>> start INPUT RECORDS
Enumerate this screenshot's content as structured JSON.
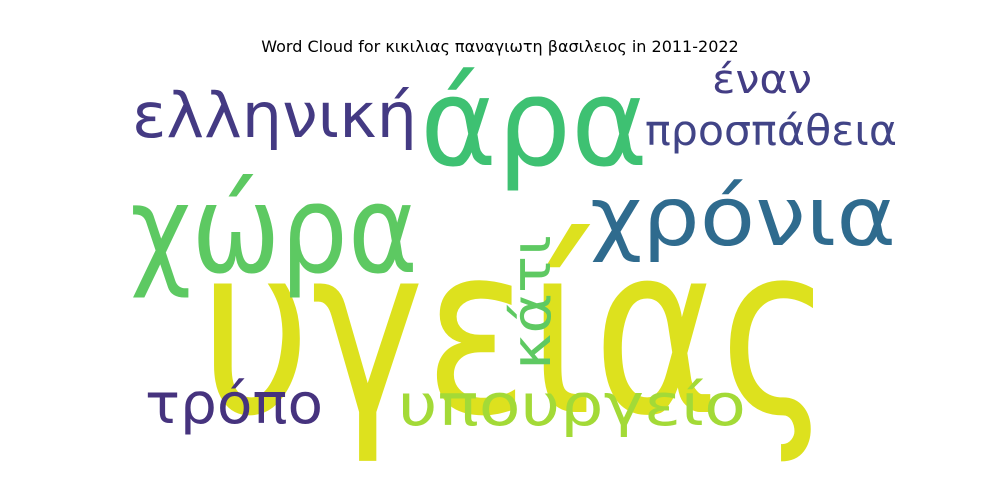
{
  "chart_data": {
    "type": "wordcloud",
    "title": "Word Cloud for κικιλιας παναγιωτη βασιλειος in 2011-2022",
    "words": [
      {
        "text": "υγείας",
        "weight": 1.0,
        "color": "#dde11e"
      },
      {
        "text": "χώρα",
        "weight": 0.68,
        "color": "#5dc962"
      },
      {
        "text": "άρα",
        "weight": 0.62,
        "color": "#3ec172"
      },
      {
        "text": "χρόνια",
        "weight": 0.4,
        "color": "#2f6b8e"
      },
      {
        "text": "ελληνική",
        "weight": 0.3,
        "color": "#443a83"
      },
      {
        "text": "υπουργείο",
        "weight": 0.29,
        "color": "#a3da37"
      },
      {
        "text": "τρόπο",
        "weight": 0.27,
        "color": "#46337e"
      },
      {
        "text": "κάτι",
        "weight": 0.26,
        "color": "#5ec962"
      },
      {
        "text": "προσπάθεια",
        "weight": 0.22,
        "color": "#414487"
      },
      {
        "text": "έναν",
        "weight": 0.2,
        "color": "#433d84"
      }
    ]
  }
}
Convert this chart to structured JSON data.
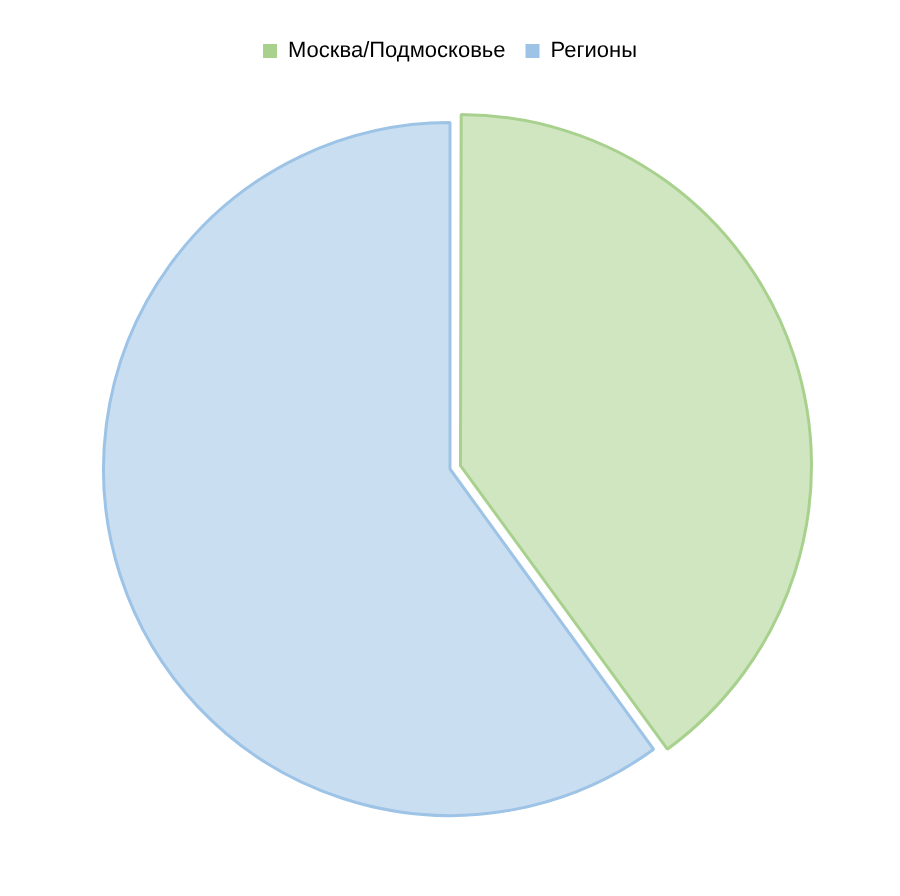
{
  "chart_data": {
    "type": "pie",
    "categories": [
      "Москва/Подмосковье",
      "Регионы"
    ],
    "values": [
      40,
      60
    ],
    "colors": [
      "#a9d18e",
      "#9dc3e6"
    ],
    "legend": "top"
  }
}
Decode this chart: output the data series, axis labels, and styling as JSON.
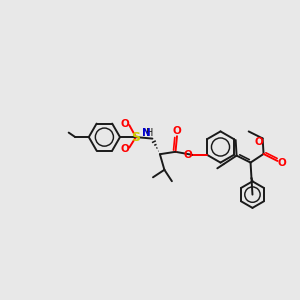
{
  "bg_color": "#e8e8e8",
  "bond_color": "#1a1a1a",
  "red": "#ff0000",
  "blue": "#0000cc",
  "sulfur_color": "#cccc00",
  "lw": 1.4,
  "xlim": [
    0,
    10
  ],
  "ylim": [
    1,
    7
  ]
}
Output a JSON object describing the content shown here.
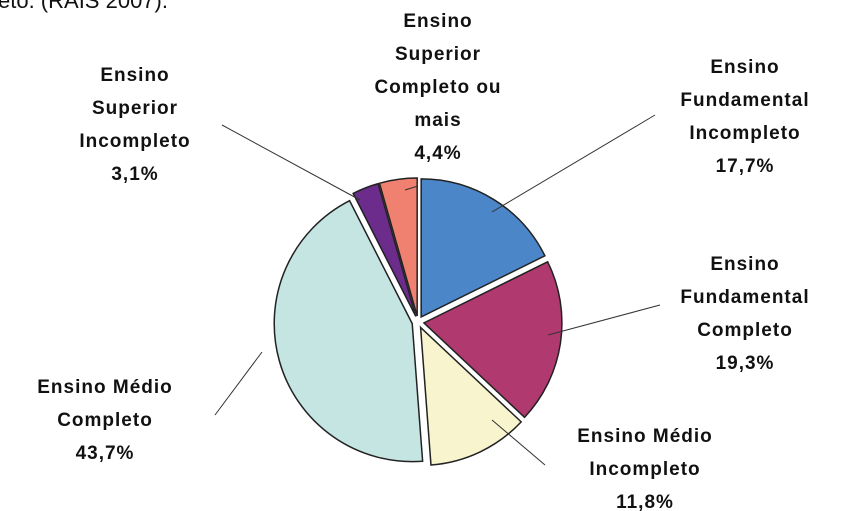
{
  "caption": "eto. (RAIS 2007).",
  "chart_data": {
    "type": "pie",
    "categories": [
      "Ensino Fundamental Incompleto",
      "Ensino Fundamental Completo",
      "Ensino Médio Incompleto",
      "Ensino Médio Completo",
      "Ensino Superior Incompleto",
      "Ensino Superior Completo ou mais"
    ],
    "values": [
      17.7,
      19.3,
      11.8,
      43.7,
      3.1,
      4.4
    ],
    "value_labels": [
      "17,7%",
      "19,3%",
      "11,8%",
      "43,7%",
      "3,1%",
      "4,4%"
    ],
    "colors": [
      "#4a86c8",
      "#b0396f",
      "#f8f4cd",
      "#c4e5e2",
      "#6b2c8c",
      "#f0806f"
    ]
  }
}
>> end INPUT RECORDS
• **EXERCISE DETAILS**
Out of the material above, gather each line where "Ensino" appears.

• **COMPLETE OUTPUT**
      "Ensino Fundamental Incompleto",
      "Ensino Fundamental Completo",
      "Ensino Médio Incompleto",
      "Ensino Médio Completo",
      "Ensino Superior Incompleto",
      "Ensino Superior Completo ou mais"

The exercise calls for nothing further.